» Stated task
Can you repeat the rows starting at the one containing "codon <box>376 405 382 416</box>" and ending at the one containing "codon <box>502 427 508 438</box>", swapping "mismatch" for "variant" and keeping everything else the same?

» Record extracts

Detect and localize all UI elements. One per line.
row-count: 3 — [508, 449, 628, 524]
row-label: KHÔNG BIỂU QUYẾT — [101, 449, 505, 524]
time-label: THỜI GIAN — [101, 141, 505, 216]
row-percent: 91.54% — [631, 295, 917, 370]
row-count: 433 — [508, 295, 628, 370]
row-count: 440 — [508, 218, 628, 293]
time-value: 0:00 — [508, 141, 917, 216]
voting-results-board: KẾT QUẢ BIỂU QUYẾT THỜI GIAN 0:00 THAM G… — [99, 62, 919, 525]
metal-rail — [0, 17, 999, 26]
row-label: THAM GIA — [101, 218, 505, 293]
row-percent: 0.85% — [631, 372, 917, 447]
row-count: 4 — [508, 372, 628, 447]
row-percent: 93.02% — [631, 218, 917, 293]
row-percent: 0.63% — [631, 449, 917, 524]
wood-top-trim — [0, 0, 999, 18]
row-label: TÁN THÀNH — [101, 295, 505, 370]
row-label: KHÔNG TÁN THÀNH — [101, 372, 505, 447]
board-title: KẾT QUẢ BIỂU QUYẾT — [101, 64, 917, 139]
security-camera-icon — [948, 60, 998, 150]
...
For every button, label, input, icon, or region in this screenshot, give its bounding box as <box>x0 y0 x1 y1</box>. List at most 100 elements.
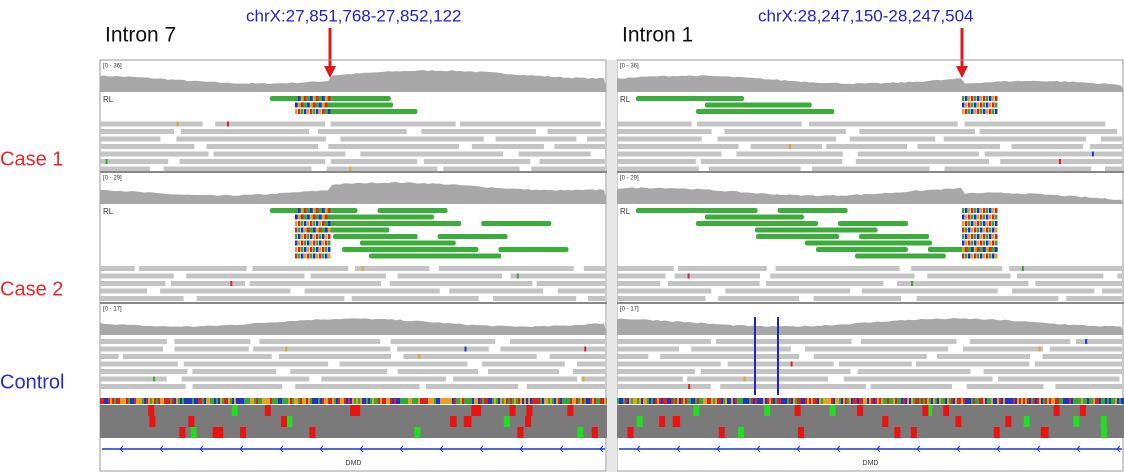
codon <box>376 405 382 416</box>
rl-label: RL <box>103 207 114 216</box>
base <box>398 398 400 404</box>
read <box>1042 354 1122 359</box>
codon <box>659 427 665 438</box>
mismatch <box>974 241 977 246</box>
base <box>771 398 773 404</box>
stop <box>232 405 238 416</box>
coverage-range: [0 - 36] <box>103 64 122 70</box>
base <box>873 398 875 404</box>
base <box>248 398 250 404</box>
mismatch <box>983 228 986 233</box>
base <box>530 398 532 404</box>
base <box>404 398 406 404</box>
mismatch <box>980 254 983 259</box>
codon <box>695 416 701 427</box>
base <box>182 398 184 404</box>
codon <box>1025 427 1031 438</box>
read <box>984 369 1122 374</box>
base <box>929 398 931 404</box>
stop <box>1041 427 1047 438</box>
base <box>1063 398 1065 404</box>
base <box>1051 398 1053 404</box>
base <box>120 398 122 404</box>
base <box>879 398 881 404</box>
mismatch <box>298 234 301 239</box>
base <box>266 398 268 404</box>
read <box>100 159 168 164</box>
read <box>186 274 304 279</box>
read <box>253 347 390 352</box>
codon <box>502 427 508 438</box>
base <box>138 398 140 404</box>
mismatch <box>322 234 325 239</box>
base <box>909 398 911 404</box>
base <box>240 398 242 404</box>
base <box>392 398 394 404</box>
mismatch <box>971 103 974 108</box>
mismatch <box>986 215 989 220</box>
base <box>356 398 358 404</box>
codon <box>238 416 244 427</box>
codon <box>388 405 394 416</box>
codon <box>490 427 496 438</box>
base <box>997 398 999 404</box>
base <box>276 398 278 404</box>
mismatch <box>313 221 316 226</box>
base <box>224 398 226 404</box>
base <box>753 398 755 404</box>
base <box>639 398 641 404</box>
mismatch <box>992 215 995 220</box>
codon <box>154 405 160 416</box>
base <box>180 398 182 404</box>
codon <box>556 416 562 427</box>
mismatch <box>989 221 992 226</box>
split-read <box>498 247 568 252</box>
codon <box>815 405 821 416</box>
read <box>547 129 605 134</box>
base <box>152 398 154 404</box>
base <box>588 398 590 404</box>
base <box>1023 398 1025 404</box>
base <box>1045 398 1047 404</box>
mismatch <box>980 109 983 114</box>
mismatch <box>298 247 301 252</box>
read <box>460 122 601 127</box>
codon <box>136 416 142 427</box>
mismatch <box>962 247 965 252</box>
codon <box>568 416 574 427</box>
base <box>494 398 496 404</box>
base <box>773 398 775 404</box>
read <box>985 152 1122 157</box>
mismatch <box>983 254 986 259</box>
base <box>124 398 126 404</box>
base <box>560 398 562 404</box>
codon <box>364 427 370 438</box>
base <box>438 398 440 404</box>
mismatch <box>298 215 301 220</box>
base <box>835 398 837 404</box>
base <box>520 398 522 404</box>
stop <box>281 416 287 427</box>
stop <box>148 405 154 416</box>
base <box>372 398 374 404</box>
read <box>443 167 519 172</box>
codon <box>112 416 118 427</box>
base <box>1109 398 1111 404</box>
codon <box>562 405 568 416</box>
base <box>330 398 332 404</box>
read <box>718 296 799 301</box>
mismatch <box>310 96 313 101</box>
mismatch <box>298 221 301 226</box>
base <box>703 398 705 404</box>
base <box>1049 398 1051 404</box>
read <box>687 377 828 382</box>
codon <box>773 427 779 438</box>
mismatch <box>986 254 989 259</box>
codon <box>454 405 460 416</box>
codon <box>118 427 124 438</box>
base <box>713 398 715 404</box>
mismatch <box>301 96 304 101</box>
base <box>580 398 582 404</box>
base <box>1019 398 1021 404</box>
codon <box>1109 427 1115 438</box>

» Task result
codon <box>376 405 382 416</box>
rl-label: RL <box>103 207 114 216</box>
base <box>398 398 400 404</box>
read <box>1042 354 1122 359</box>
codon <box>659 427 665 438</box>
variant <box>974 241 977 246</box>
base <box>771 398 773 404</box>
stop <box>232 405 238 416</box>
coverage-range: [0 - 36] <box>103 64 122 70</box>
base <box>873 398 875 404</box>
base <box>248 398 250 404</box>
variant <box>983 228 986 233</box>
base <box>530 398 532 404</box>
base <box>404 398 406 404</box>
variant <box>980 254 983 259</box>
codon <box>695 416 701 427</box>
base <box>182 398 184 404</box>
codon <box>1025 427 1031 438</box>
read <box>984 369 1122 374</box>
base <box>929 398 931 404</box>
stop <box>1041 427 1047 438</box>
base <box>1063 398 1065 404</box>
base <box>1051 398 1053 404</box>
base <box>120 398 122 404</box>
base <box>879 398 881 404</box>
variant <box>298 234 301 239</box>
base <box>266 398 268 404</box>
read <box>100 159 168 164</box>
read <box>186 274 304 279</box>
read <box>253 347 390 352</box>
codon <box>502 427 508 438</box>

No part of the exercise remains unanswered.